* BEGIN *

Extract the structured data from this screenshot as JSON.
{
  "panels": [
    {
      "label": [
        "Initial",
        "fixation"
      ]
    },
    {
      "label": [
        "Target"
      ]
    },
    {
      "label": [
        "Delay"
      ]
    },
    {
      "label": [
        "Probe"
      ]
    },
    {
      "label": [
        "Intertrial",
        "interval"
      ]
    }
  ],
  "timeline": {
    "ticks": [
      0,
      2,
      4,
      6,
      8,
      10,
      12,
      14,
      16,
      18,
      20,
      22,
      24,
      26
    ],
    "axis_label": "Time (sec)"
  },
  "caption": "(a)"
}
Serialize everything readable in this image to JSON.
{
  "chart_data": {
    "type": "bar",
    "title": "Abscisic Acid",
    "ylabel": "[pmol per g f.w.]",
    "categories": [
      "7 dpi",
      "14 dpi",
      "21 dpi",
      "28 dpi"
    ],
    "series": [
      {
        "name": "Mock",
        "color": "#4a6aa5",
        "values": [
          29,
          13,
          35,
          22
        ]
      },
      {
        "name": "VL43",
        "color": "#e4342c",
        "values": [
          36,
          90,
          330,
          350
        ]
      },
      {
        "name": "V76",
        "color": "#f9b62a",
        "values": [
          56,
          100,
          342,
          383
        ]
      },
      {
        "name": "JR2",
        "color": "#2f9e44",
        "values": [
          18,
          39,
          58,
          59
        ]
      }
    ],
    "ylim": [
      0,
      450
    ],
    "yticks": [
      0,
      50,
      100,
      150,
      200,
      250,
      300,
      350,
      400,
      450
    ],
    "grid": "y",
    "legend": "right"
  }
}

* END *

What you should do
In the listing above, how many lines hold the word "JSON"? Give the number and nothing more.

Exercise answer
2